* **WRITTEN EXERCISE**:
Show each line of the data below that has the string "color" in it.

***** INPUT *****

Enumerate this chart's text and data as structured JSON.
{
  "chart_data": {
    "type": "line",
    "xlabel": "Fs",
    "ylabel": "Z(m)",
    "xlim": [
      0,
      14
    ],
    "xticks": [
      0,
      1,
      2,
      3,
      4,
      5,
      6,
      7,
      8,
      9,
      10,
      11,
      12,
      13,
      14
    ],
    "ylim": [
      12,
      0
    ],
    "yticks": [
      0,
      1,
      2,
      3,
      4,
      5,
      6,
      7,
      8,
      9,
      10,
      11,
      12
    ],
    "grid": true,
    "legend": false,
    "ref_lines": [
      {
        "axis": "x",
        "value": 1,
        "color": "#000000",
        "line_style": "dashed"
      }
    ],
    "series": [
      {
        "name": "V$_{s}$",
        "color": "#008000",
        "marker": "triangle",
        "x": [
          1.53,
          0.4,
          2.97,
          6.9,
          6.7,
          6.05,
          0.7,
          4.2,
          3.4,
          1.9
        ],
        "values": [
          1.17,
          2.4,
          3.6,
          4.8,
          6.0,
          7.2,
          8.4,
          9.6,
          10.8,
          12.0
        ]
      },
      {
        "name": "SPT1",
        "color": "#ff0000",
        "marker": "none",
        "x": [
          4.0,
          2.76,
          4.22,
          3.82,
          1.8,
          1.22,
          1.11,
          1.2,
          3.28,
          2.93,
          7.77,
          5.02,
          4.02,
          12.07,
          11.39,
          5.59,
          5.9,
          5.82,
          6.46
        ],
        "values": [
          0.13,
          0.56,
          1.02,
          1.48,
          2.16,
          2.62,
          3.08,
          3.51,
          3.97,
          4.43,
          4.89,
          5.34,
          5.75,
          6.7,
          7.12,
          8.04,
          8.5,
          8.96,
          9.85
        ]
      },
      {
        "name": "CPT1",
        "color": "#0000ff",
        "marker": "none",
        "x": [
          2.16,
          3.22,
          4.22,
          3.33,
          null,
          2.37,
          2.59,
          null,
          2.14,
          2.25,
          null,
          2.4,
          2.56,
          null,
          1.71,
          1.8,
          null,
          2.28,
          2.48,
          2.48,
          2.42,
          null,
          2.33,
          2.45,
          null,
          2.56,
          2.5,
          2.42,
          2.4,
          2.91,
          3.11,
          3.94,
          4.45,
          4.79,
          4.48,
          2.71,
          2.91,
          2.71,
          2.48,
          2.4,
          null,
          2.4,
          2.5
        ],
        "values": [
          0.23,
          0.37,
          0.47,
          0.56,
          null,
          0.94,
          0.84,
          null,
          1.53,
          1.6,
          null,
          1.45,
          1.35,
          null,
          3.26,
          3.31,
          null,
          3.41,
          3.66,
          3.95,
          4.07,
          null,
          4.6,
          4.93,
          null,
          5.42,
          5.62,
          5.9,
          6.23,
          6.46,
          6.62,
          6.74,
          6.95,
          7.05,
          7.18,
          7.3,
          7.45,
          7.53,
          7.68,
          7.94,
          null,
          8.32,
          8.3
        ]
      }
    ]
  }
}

*****

* **ANSWER**:
        "color": "#000000",
        "color": "#008000",
        "color": "#ff0000",
        "color": "#0000ff",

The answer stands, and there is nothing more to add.